----- RECORDS -----

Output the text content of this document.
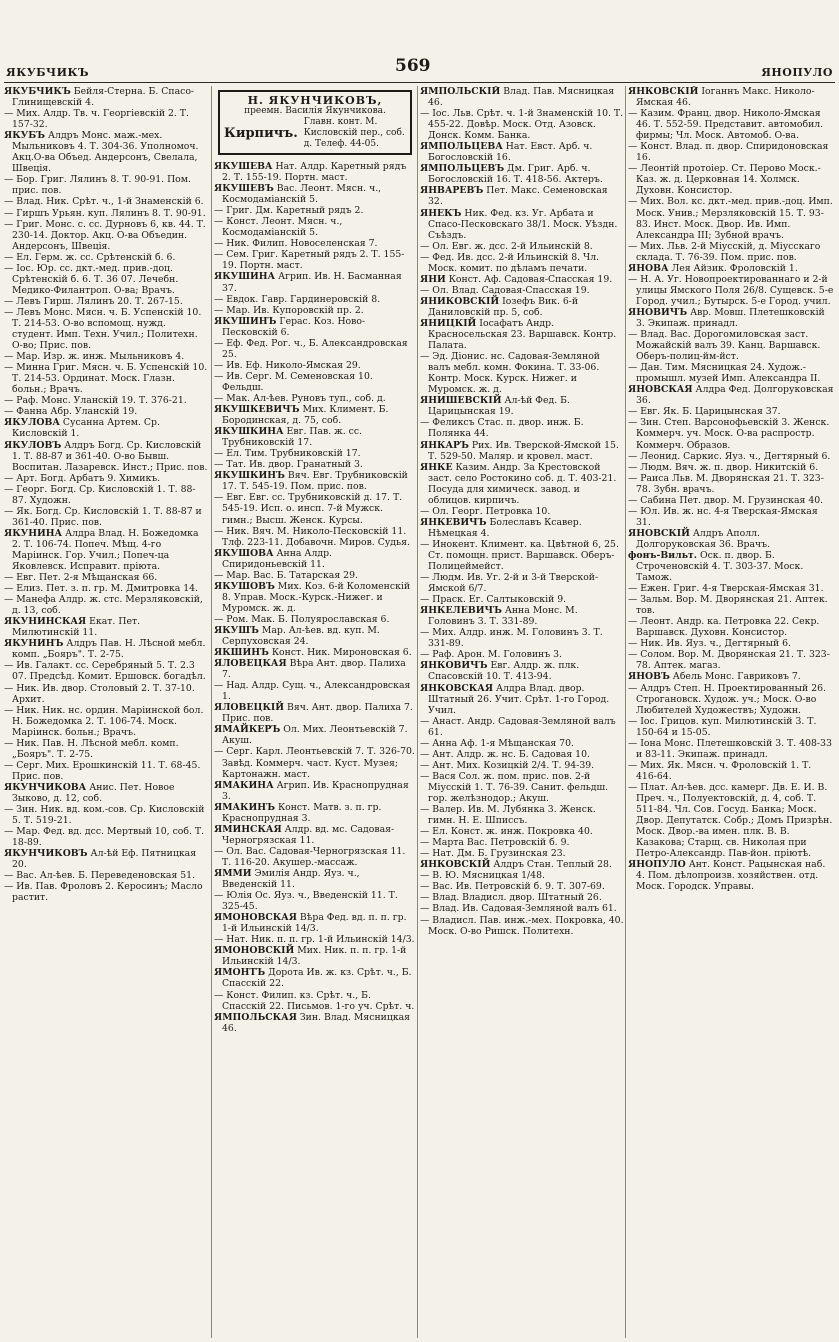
ЯКУБЧИКЪ	569	ЯНОПУЛО

ЯКУБЧИКЪ Бейля-Стерна. Б. Спасо-Глинищевскій 4.

— Мих. Алдр. Тв. ч. Георгіевскій 2. Т. 157-32.

ЯКУБЪ Алдръ Монс. маж.-мех. Мыльниковъ 4. Т. 304-36. Уполномоч. Акц.О-ва Объед. Андерсонъ, Свелала, Швеція.

— Бор. Григ. Лялинъ 8. Т. 90-91. Пом. прис. пов.

— Влад. Ник. Срѣт. ч., 1-й Знаменскій 6.

— Гиршъ Урьян. куп. Лялинъ 8. Т. 90-91.

— Григ. Монс. с. сс. Дурновъ 6, кв. 44. Т. 230-14. Доктор. Акц. О-ва Объедин. Андерсонъ, Швеція.

— Ел. Герм. ж. сс. Срѣтенскій б. 6.

— Іос. Юр. сс. дкт.-мед. прив.-доц. Срѣтенскій б. 6. Т. 36 07. Лечебн. Медико-Филантроп. О-ва; Врачъ.

— Левъ Гирш. Лялинъ 20. Т. 267-15.

— Левъ Монс. Мясн. ч. Б. Успенскій 10. Т. 214-53. О-во вспомощ. нужд. студент. Имп. Техн. Учил.; Политехн. О-во; Прис. пов.

— Мар. Изр. ж. инж. Мыльниковъ 4.

— Минна Григ. Мясн. ч. Б. Успенскій 10. Т. 214-53. Ординат. Моск. Глазн. больн.; Врачъ.

— Раф. Монс. Уланскій 19. Т. 376-21.

— Фанна Абр. Уланскій 19.

ЯКУЛОВА Сусанна Артем. Ср. Кисловскій 1.

ЯКУЛОВЪ Алдръ Богд. Ср. Кисловскій 1. Т. 88-87 и 361-40. О-во Бывш. Воспитан. Лазаревск. Инст.; Прис. пов.

— Арт. Богд. Арбатъ 9. Химикъ.

— Георг. Богд. Ср. Кисловскій 1. Т. 88-87. Художн.

— Як. Богд. Ср. Кисловскій 1. Т. 88-87 и 361-40. Прис. пов.

ЯКУНИНА Алдра Влад. Н. Божедомка 2. Т. 106-74. Попеч. Мѣщ. 4-го Маріинск. Гор. Учил.; Попеч-ца Яковлевск. Исправит. пріюта.

— Евг. Пет. 2-я Мѣщанская 66.

— Елиз. Пет. з. п. гр. М. Дмитровка 14.

— Манефа Алдр. ж. стс. Мерзляковскій, д. 13, соб.

ЯКУНИНСКАЯ Екат. Пет. Милютинскій 11.

ЯКУНИНЪ Алдръ Пав. Н. Лѣсной мебл. комп. „Бояръ". Т. 2-75.

— Ив. Галакт. сс. Серебряный 5. Т. 2.3 07. Предсѣд. Комит. Ершовск. богадѣл.

— Ник. Ив. двор. Столовый 2. Т. 37-10. Архит.

— Ник. Ник. нс. ордин. Маріинской бол. Н. Божедомка 2. Т. 106-74. Моск. Маріинск. больн.; Врачъ.

— Ник. Пав. Н. Лѣсной мебл. комп. „Бояръ". Т. 2-75.

— Серг. Мих. Ерошкинскій 11. Т. 68-45. Прис. пов.

ЯКУНЧИКОВА Анис. Пет. Новое Зыково, д. 12, соб.

— Зин. Ник. вд. ком.-сов. Ср. Кисловскій 5. Т. 519-21.

— Мар. Фед. вд. дсс. Мертвый 10, соб. Т. 18-89.

ЯКУНЧИКОВЪ Ал-ѣй Еф. Пятницкая 20.

— Вас. Ал-ѣев. Б. Переведеновская 51.

— Ив. Пав. Фроловъ 2. Керосинъ; Масло растит.

Н. ЯКУНЧИКОВЪ,
преемн. Василія Якунчикова.
Кирпичъ.
Главн. конт. М. Кисловскій пер., соб. д. Телеф. 44-05.

ЯКУШЕВА Нат. Алдр. Каретный рядъ 2. Т. 155-19. Портн. маст.

ЯКУШЕВЪ Вас. Леонт. Мясн. ч., Космодаміанскій 5.

— Григ. Дм. Каретный рядъ 2.

— Конст. Леонт. Мясн. ч., Космодаміанскій 5.

— Ник. Филип. Новоселенская 7.

— Сем. Григ. Каретный рядъ 2. Т. 155-19. Портн. маст.

ЯКУШИНА Агрип. Ив. Н. Басманная 37.

— Евдок. Гавр. Гардинеровскій 8.

— Мар. Ив. Купоровскій пр. 2.

ЯКУШИНЪ Герас. Коз. Ново-Песковскій 6.

— Еф. Фед. Рог. ч., Б. Александровская 25.

— Ив. Еф. Николо-Ямская 29.

— Ив. Серг. М. Семеновская 10. Фельдш.

— Мак. Ал-ѣев. Руновъ туп., соб. д.

ЯКУШКЕВИЧЪ Мих. Климент. Б. Бородинская, д. 75, соб.

ЯКУШКИНА Евг. Пав. ж. сс. Трубниковскій 17.

— Ел. Тим. Трубниковскій 17.

— Тат. Ив. двор. Гранатный 3.

ЯКУШКИНЪ Вяч. Евг. Трубниковскій 17. Т. 545-19. Пом. прис. пов.

— Евг. Евг. сс. Трубниковскій д. 17. Т. 545-19. Исп. о. инсп. 7-й Мужск. гимн.; Высш. Женск. Курсы.

— Ник. Вяч. М. Николо-Песковскій 11. Тлф. 223-11. Добавочн. Миров. Судья.

ЯКУШОВА Анна Алдр. Спиридоньевскій 11.

— Мар. Вас. Б. Татарская 29.

ЯКУШОВЪ Мих. Коз. 6-й Коломенскій 8. Управ. Моск.-Курск.-Нижег. и Муромск. ж. д.

— Ром. Мак. Б. Полуярославская 6.

ЯКУШЪ Мар. Ал-ѣев. вд. куп. М. Серпуховская 24.

ЯКШИНЪ Конст. Ник. Мироновская 6.

ЯЛОВЕЦКАЯ Вѣра Ант. двор. Палиха 7.

— Над. Алдр. Сущ. ч., Александровская 1.

ЯЛОВЕЦКІЙ Вяч. Ант. двор. Палиха 7. Прис. пов.

ЯМАЙКЕРЪ Ол. Мих. Леонтьевскій 7. Акуш.

— Серг. Карл. Леонтьевскій 7. Т. 326-70. Завѣд. Коммерч. част. Куст. Музея; Картонажн. маст.

ЯМАКИНА Агрип. Ив. Краснопрудная 3.

ЯМАКИНЪ Конст. Матв. з. п. гр. Краснопрудная 3.

ЯМИНСКАЯ Алдр. вд. мс. Садовая-Черногрязская 11.

— Ол. Вас. Садовая-Черногрязская 11. Т. 116-20. Акушер.-массаж.

ЯММИ Эмилія Андр. Яуз. ч., Введенскій 11.

— Юлія Ос. Яуз. ч., Введенскій 11. Т. 325-45.

ЯМОНОВСКАЯ Вѣра Фед. вд. п. п. гр. 1-й Ильинскій 14/3.

— Нат. Ник. п. п. гр. 1-й Ильинскій 14/3.

ЯМОНОВСКІЙ Мих. Ник. п. п. гр. 1-й Ильинскій 14/3.

ЯМОНТЪ Дорота Ив. ж. кз. Срѣт. ч., Б. Спасскій 22.

— Конст. Филип. кз. Срѣт. ч., Б. Спасскій 22. Письмов. 1-го уч. Срѣт. ч.

ЯМПОЛЬСКАЯ Зин. Влад. Мясницкая 46.

ЯМПОЛЬСКІЙ Влад. Пав. Мясницкая 46.

— Іос. Льв. Срѣт. ч. 1-й Знаменскій 10. Т. 455-22. Довѣр. Моск. Отд. Азовск. Донск. Комм. Банка.

ЯМПОЛЬЦЕВА Нат. Евст. Арб. ч. Богословскій 16.

ЯМПОЛЬЦЕВЪ Дм. Григ. Арб. ч. Богословскій 16. Т. 418-56. Актеръ.

ЯНВАРЕВЪ Пет. Макс. Семеновская 32.

ЯНЕКЪ Ник. Фед. кз. Уг. Арбата и Спасо-Песковскаго 38/1. Моск. Уѣздн. Съѣздъ.

— Ол. Евг. ж. дсс. 2-й Ильинскій 8.

— Фед. Ив. дсс. 2-й Ильинскій 8. Чл. Моск. комит. по дѣламъ печати.

ЯНИ Конст. Аф. Садовая-Спасская 19.

— Ол. Влад. Садовая-Спасская 19.

ЯНИКОВСКІЙ Іозефъ Вик. 6-й Даниловскій пр. 5, соб.

ЯНИЦКІЙ Іосафатъ Андр. Красносельская 23. Варшавск. Контр. Палата.

— Эд. Діонис. нс. Садовая-Земляной валъ мебл. комн. Фокина. Т. 33-06. Контр. Моск. Курск. Нижег. и Муромск. ж. д.

ЯНИШЕВСКІЙ Ал-ѣй Фед. Б. Царицынская 19.

— Феликсъ Стас. п. двор. инж. Б. Полянка 44.

ЯНКАРЪ Рих. Ив. Тверской-Ямской 15. Т. 529-50. Маляр. и кровел. маст.

ЯНКЕ Казим. Андр. За Крестовской заст. село Ростокино соб. д. Т. 403-21. Посуда для химическ. завод. и облицов. кирпичъ.

— Ол. Георг. Петровка 10.

ЯНКЕВИЧЪ Болеславъ Ксавер. Нѣмецкая 4.

— Инокент. Климент. ка. Цвѣтной 6, 25. Ст. помощн. прист. Варшавск. Оберъ-Полицеймейст.

— Людм. Ив. Уг. 2-й и 3-й Тверской-Ямской 6/7.

— Праск. Ег. Салтыковскій 9.

ЯНКЕЛЕВИЧЪ Анна Монс. М. Головинъ 3. Т. 331-89.

— Мих. Алдр. инж. М. Головинъ 3. Т. 331-89.

— Раф. Арон. М. Головинъ 3.

ЯНКОВИЧЪ Евг. Алдр. ж. плк. Спасовскій 10. Т. 413-94.

ЯНКОВСКАЯ Алдра Влад. двор. Штатный 26. Учит. Срѣт. 1-го Город. Учил.

— Анаст. Андр. Садовая-Земляной валъ 61.

— Анна Аф. 1-я Мѣщанская 70.

— Ант. Алдр. ж. нс. Б. Садовая 10.

— Ант. Мих. Козицкій 2/4. Т. 94-39.

— Вася Сол. ж. пом. прис. пов. 2-й Міусскій 1. Т. 76-39. Санит. фельдш. гор. желѣзнодор.; Акуш.

— Валер. Ив. М. Лубянка 3. Женск. гимн. Н. Е. Шписсъ.

— Ел. Конст. ж. инж. Покровка 40.

— Марта Вас. Петровскій б. 9.

— Нат. Дм. Б. Грузинская 23.

ЯНКОВСКІЙ Алдръ Стан. Теплый 28.

— В. Ю. Мясницкая 1/48.

— Вас. Ив. Петровскій б. 9. Т. 307-69.

— Влад. Владисл. двор. Штатный 26.

— Влад. Ив. Садовая-Земляной валъ 61.

— Владисл. Пав. инж.-мех. Покровка, 40. Моск. О-во Ришск. Политехн.

ЯНКОВСКІЙ Іоганнъ Макс. Николо-Ямская 46.

— Казим. Франц. двор. Николо-Ямская 46. Т. 552-59. Представит. автомобил. фирмы; Чл. Моск. Автомоб. О-ва.

— Конст. Влад. п. двор. Спиридоновская 16.

— Леонтій протоіер. Ст. Перово Моск.-Каз. ж. д. Церковная 14. Холмск. Духовн. Консистор.

— Мих. Вол. кс. дкт.-мед. прив.-доц. Имп. Моск. Унив.; Мерзляковскій 15. Т. 93-83. Инст. Моск. Двор. Ив. Имп. Александра III; Зубной врачъ.

— Мих. Льв. 2-й Міусскій, д. Міусскаго склада. Т. 76-39. Пом. прис. пов.

ЯНОВА Лея Айзик. Фроловскій 1.

— Н. А. Уг. Новопроектированнаго и 2-й улицы Ямского Поля 26/8. Сущевск. 5-е Город. учил.; Бутырск. 5-е Город. учил.

ЯНОВИЧЪ Авр. Мовш. Плетешковскій 3. Экипаж. принадл.

— Влад. Вас. Дорогомиловская заст. Можайскій валъ 39. Канц. Варшавск. Оберъ-полиц-йм-йст.

— Дан. Тим. Мясницкая 24. Худож.-промышл. музей Имп. Александра II.

ЯНОВСКАЯ Алдра Фед. Долгоруковская 36.

— Евг. Як. Б. Царицынская 37.

— Зин. Степ. Варсонофьевскій 3. Женск. Коммерч. уч. Моск. О-ва распростр. Коммерч. Образов.

— Леонид. Саркис. Яуз. ч., Дегтярный 6.

— Людм. Вяч. ж. п. двор. Никитскій 6.

— Раиса Льв. М. Дворянская 21. Т. 323-78. Зубн. врачъ.

— Сабина Пет. двор. М. Грузинская 40.

— Юл. Ив. ж. нс. 4-я Тверская-Ямская 31.

ЯНОВСКІЙ Алдръ Аполл. Долгоруковская 36. Врачъ.

фонъ-Вильт. Оск. п. двор. Б. Строченовскій 4. Т. 303-37. Моск. Тамож.

— Ежен. Григ. 4-я Тверская-Ямская 31.

— Зальм. Вор. М. Дворянская 21. Аптек. тов.

— Леонт. Андр. ка. Петровка 22. Секр. Варшавск. Духовн. Консистор.

— Ник. Ив. Яуз. ч., Дегтярный 6.

— Солом. Вор. М. Дворянская 21. Т. 323-78. Аптек. магаз.

ЯНОВЪ Абель Монс. Гавриковъ 7.

— Алдръ Степ. Н. Проектированный 26. Строгановск. Худож. уч.; Моск. О-во Любителей Художествъ; Художн.

— Іос. Грицов. куп. Милютинскій 3. Т. 150-64 и 15-05.

— Іона Монс. Плетешковскій 3. Т. 408-33 и 83-11. Экипаж. принадл.

— Мих. Як. Мясн. ч. Фроловскій 1. Т. 416-64.

— Плат. Ал-ѣев. дсс. камерг. Дв. Е. И. В. Преч. ч., Полуектовскій, д. 4, соб. Т. 511-84. Чл. Сов. Госуд. Банка; Моск. Двор. Депутатск. Собр.; Домъ Призрѣн. Моск. Двор.-ва имен. плк. В. В. Казакова; Старщ. св. Николая при Петро-Александр. Пав-йон. пріютѣ.

ЯНОПУЛО Ант. Конст. Рацынская наб. 4. Пом. дѣлопроизв. хозяйствен. отд. Моск. Городск. Управы.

-----

» **WHAT THE TASK ASKS**
Where a line in the entries holds "Кисловскій", copy that line.

» **FULL OUTPUT**
ЯКУЛОВА Сусанна Артем. Ср. Кисловскій 1.
ЯКУЛОВЪ Алдръ Богд. Ср. Кисловскій 1. Т. 88-87 и 361-40. О-во Бывш. Воспитан. Лазаревск. Инст.; Прис. пов.
— Георг. Богд. Ср. Кисловскій 1. Т. 88-87. Художн.
— Як. Богд. Ср. Кисловскій 1. Т. 88-87 и 361-40. Прис. пов.
— Зин. Ник. вд. ком.-сов. Ср. Кисловскій 5. Т. 519-21.
Главн. конт. М. Кисловскій пер., соб. д. Телеф. 44-05.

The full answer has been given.